SUPPLIED MATERIAL:
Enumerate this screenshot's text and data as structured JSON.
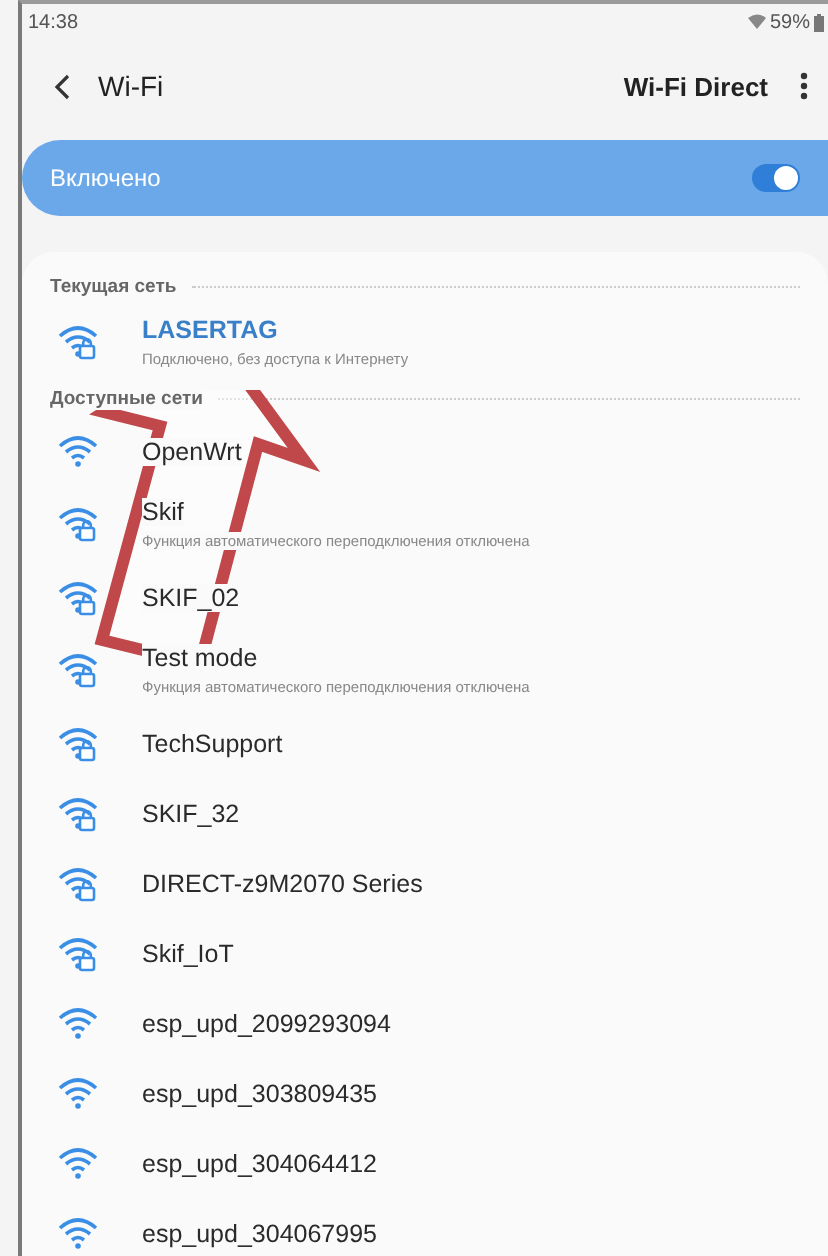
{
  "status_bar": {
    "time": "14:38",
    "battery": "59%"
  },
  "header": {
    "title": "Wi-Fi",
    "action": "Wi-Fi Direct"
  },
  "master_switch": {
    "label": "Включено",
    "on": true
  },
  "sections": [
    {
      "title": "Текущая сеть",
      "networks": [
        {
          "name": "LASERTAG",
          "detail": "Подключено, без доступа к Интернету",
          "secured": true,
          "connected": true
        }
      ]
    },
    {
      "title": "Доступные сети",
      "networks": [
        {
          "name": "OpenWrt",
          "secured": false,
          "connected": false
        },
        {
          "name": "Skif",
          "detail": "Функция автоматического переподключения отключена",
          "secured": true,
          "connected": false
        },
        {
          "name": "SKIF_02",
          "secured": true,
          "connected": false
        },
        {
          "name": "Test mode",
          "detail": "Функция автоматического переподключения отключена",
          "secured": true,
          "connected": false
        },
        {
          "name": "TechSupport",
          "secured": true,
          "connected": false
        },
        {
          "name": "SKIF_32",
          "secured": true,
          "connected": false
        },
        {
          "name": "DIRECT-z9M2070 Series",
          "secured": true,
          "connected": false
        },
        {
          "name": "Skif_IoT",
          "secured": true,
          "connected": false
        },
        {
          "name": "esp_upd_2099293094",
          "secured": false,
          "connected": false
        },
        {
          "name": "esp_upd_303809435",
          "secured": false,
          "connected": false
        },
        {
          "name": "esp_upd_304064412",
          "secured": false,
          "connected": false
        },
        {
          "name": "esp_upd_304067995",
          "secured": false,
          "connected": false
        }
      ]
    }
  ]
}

REQUIRED WORK:
Pick out the lines above that hold the string "title" and show them.

FULL SOLUTION:
    "title": "Wi-Fi",
      "title": "Текущая сеть",
      "title": "Доступные сети",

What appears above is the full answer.